→ **What to work on**:
Search the records for the word "Massachusetts" and report each line that has it.

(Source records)
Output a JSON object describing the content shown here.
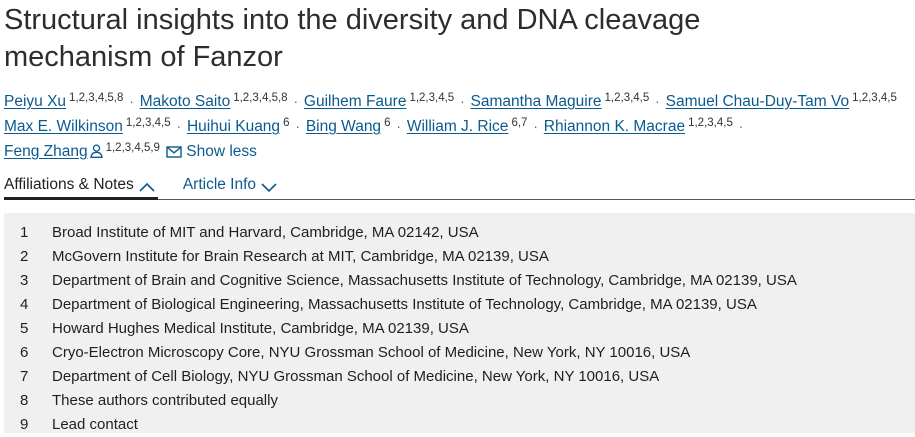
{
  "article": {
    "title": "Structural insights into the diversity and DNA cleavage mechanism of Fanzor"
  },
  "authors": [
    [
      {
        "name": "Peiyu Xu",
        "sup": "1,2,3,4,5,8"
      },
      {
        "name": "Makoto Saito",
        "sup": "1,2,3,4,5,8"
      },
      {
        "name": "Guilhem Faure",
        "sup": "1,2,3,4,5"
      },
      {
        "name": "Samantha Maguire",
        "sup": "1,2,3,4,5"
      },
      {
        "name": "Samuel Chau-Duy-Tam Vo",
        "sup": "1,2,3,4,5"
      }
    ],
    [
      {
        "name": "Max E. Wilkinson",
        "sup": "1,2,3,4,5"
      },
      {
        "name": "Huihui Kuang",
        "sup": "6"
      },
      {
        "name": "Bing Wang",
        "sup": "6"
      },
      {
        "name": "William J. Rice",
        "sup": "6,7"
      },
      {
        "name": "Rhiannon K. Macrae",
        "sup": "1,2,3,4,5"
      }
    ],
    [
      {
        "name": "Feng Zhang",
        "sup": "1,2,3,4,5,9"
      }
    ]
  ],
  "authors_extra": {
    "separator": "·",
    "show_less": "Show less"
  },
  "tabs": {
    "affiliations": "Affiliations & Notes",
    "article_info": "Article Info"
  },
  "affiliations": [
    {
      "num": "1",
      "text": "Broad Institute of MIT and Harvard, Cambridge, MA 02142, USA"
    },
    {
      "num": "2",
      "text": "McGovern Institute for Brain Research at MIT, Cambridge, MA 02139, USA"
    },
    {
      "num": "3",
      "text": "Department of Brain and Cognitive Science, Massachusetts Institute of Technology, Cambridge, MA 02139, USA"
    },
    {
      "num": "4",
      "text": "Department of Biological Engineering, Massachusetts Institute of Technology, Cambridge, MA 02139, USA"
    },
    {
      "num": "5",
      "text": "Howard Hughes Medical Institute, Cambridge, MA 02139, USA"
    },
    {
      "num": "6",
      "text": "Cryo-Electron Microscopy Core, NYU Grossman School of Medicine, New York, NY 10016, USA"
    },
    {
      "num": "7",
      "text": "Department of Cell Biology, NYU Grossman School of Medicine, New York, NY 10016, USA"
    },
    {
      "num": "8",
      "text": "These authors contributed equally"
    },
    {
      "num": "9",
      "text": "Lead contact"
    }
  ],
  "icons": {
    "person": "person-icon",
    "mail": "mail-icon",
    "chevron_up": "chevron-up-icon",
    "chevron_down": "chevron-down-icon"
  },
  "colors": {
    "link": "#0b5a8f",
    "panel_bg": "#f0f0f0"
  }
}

→ **Solution to this task**:
      "text": "Department of Brain and Cognitive Science, Massachusetts Institute of Technology, Cambridge, MA 02139, USA"
      "text": "Department of Biological Engineering, Massachusetts Institute of Technology, Cambridge, MA 02139, USA"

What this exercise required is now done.